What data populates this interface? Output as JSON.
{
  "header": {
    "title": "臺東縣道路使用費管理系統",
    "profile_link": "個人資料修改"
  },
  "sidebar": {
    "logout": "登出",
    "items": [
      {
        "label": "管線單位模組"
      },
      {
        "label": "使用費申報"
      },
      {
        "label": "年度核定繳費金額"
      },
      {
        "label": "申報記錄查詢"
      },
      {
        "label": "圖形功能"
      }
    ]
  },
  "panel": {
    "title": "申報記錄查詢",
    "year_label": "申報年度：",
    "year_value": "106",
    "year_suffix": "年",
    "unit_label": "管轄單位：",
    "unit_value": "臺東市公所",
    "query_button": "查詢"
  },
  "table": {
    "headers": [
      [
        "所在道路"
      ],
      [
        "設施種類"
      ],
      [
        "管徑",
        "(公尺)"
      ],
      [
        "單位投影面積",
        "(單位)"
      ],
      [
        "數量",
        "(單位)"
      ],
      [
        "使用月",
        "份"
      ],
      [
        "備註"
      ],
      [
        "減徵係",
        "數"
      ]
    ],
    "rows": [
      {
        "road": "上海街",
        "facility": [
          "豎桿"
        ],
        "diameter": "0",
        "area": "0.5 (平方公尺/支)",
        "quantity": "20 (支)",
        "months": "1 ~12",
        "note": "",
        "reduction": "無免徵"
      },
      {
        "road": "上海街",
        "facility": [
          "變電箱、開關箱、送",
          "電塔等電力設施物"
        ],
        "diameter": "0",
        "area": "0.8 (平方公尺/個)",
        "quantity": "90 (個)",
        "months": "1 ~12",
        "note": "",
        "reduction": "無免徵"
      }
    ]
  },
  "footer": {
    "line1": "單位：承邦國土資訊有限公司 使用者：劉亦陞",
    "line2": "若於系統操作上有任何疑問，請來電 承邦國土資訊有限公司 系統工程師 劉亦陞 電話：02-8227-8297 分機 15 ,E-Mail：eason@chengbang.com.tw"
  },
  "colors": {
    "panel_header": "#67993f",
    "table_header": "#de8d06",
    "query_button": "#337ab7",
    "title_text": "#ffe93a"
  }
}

__WORK TO BE COMPLETED__:
Recopy the entries above exactly, with every line included.

__SOLUTION BELOW__:
What data populates this interface? Output as JSON.
{
  "header": {
    "title": "臺東縣道路使用費管理系統",
    "profile_link": "個人資料修改"
  },
  "sidebar": {
    "logout": "登出",
    "items": [
      {
        "label": "管線單位模組"
      },
      {
        "label": "使用費申報"
      },
      {
        "label": "年度核定繳費金額"
      },
      {
        "label": "申報記錄查詢"
      },
      {
        "label": "圖形功能"
      }
    ]
  },
  "panel": {
    "title": "申報記錄查詢",
    "year_label": "申報年度：",
    "year_value": "106",
    "year_suffix": "年",
    "unit_label": "管轄單位：",
    "unit_value": "臺東市公所",
    "query_button": "查詢"
  },
  "table": {
    "headers": [
      [
        "所在道路"
      ],
      [
        "設施種類"
      ],
      [
        "管徑",
        "(公尺)"
      ],
      [
        "單位投影面積",
        "(單位)"
      ],
      [
        "數量",
        "(單位)"
      ],
      [
        "使用月",
        "份"
      ],
      [
        "備註"
      ],
      [
        "減徵係",
        "數"
      ]
    ],
    "rows": [
      {
        "road": "上海街",
        "facility": [
          "豎桿"
        ],
        "diameter": "0",
        "area": "0.5 (平方公尺/支)",
        "quantity": "20 (支)",
        "months": "1 ~12",
        "note": "",
        "reduction": "無免徵"
      },
      {
        "road": "上海街",
        "facility": [
          "變電箱、開關箱、送",
          "電塔等電力設施物"
        ],
        "diameter": "0",
        "area": "0.8 (平方公尺/個)",
        "quantity": "90 (個)",
        "months": "1 ~12",
        "note": "",
        "reduction": "無免徵"
      }
    ]
  },
  "footer": {
    "line1": "單位：承邦國土資訊有限公司 使用者：劉亦陞",
    "line2": "若於系統操作上有任何疑問，請來電 承邦國土資訊有限公司 系統工程師 劉亦陞 電話：02-8227-8297 分機 15 ,E-Mail：eason@chengbang.com.tw"
  },
  "colors": {
    "panel_header": "#67993f",
    "table_header": "#de8d06",
    "query_button": "#337ab7",
    "title_text": "#ffe93a"
  }
}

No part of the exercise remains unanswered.